Directions for this task: For each line of the data below that holds "flash", copy the line.

Source records
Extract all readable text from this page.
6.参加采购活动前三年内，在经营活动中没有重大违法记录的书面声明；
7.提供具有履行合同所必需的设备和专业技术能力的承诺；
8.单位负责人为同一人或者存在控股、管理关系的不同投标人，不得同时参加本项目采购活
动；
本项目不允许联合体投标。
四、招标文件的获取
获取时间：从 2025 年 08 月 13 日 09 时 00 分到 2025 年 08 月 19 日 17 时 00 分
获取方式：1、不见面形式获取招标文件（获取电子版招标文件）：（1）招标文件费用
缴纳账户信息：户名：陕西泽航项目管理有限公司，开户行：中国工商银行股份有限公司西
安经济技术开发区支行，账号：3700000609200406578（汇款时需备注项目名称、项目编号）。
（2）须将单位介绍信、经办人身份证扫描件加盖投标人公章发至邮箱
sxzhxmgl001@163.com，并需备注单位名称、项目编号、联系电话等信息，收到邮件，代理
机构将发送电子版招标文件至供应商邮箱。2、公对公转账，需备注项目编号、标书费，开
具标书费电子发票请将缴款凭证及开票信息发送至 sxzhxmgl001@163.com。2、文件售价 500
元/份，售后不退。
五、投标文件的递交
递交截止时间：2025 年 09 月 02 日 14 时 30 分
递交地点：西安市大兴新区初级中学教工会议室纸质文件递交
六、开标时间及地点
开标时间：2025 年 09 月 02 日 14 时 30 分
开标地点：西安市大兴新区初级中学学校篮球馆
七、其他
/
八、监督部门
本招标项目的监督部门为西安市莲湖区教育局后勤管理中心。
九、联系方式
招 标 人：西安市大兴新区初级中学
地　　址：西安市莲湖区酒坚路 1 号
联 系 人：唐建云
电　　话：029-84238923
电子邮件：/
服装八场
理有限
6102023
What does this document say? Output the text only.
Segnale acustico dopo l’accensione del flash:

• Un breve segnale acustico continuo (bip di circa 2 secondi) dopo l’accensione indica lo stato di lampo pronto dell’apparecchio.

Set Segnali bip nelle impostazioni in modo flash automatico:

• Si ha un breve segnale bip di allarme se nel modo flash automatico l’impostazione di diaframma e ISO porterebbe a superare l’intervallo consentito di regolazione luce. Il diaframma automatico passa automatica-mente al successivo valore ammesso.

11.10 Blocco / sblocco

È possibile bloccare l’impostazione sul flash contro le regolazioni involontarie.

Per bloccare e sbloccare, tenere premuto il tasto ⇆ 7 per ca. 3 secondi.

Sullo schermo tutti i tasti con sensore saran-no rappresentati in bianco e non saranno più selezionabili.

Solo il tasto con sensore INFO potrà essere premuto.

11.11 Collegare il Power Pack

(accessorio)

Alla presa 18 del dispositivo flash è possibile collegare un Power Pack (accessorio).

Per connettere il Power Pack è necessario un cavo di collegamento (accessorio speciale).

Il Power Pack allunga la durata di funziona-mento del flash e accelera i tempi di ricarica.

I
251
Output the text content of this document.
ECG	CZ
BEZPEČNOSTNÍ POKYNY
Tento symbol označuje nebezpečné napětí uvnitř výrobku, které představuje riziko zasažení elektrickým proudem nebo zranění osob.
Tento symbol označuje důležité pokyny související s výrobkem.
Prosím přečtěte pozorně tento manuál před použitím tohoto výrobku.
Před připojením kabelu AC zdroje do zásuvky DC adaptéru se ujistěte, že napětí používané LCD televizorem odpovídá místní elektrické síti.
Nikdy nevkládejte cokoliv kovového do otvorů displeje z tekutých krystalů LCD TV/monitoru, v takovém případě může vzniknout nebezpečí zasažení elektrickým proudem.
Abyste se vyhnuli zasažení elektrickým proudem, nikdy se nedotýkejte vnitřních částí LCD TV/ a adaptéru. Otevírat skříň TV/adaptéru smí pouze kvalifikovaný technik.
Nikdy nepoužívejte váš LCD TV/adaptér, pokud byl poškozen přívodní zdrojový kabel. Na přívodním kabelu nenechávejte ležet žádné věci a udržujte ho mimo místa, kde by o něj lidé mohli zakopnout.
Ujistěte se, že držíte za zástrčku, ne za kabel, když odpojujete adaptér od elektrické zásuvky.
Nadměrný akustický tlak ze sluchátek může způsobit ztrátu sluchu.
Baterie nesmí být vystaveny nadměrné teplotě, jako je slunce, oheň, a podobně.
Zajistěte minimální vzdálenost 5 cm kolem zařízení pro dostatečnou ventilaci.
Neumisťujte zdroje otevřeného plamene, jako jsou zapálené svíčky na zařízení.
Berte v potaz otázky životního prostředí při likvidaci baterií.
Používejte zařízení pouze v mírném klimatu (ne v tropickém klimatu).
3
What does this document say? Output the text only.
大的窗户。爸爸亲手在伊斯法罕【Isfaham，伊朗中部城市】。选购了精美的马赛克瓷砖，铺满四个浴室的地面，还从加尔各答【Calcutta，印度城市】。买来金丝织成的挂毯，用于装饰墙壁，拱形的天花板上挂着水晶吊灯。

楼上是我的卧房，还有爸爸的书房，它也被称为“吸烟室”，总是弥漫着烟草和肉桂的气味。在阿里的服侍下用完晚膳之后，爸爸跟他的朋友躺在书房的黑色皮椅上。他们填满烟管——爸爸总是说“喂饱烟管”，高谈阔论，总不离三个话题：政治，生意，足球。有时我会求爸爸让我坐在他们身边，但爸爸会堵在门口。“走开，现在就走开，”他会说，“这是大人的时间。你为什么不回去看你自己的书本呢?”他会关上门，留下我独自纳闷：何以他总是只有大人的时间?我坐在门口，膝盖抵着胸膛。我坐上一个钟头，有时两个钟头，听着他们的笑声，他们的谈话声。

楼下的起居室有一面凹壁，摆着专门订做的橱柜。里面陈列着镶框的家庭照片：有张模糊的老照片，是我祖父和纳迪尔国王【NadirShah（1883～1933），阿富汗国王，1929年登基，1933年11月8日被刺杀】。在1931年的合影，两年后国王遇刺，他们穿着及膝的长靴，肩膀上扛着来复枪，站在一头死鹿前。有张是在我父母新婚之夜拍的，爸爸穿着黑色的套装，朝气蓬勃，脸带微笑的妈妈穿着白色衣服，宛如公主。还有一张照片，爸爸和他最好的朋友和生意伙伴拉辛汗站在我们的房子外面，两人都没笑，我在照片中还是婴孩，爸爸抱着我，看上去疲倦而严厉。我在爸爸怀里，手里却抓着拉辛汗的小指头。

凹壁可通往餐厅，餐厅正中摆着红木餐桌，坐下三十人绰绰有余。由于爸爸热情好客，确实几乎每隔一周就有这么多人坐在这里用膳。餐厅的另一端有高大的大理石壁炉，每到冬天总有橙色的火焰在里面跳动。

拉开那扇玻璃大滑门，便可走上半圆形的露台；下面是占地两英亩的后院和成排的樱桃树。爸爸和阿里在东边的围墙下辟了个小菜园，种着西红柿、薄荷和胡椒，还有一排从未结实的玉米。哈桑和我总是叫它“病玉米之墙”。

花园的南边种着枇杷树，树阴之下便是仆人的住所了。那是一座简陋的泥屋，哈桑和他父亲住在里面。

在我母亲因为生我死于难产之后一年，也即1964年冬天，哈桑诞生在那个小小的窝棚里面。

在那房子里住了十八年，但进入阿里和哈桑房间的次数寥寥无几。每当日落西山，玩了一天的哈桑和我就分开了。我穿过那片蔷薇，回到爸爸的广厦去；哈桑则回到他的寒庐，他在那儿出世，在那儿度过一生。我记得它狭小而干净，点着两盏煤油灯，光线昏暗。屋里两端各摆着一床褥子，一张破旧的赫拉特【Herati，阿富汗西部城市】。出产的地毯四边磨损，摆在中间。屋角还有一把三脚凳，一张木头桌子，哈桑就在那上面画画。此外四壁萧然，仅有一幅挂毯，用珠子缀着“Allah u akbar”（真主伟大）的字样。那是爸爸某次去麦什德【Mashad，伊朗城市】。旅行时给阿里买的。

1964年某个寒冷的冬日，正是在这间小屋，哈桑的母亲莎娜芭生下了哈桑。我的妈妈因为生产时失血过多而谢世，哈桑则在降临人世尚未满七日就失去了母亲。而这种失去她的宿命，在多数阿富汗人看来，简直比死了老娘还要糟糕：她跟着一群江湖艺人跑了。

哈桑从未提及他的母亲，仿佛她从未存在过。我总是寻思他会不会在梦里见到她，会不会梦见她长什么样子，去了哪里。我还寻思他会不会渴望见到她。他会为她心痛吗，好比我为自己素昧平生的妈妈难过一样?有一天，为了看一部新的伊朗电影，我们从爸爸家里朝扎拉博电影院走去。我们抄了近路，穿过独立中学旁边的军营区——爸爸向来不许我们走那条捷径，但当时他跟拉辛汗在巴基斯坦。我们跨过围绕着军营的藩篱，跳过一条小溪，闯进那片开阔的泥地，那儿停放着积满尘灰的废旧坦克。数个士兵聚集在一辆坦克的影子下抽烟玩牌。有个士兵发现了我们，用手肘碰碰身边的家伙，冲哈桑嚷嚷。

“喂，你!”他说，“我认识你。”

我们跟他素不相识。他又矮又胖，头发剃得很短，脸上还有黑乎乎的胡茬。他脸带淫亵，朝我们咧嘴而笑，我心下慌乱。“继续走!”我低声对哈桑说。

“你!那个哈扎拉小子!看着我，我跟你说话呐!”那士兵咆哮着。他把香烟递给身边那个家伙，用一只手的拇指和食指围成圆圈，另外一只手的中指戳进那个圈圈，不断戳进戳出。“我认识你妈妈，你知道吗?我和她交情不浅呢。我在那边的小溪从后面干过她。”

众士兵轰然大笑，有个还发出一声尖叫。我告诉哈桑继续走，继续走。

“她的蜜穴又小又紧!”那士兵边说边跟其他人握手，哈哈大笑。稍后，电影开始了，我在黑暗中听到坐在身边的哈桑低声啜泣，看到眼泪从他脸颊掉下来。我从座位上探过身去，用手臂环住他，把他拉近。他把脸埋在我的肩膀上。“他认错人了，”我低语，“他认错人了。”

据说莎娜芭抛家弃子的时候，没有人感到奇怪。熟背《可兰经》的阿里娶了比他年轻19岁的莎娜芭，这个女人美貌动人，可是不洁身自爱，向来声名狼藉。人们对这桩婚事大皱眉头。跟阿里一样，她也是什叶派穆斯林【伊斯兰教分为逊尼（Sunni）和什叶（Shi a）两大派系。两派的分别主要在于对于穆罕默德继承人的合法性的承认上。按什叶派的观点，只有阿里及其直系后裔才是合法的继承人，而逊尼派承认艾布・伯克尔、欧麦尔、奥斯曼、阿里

Complete response:
Segnale acustico dopo l’accensione del flash:
Set Segnali bip nelle impostazioni in modo flash automatico:
• Si ha un breve segnale bip di allarme se nel modo flash automatico l’impostazione di diaframma e ISO porterebbe a superare l’intervallo consentito di regolazione luce. Il diaframma automatico passa automatica-mente al successivo valore ammesso.
È possibile bloccare l’impostazione sul flash contro le regolazioni involontarie.
Alla presa 18 del dispositivo flash è possibile collegare un Power Pack (accessorio).
Il Power Pack allunga la durata di funziona-mento del flash e accelera i tempi di ricarica.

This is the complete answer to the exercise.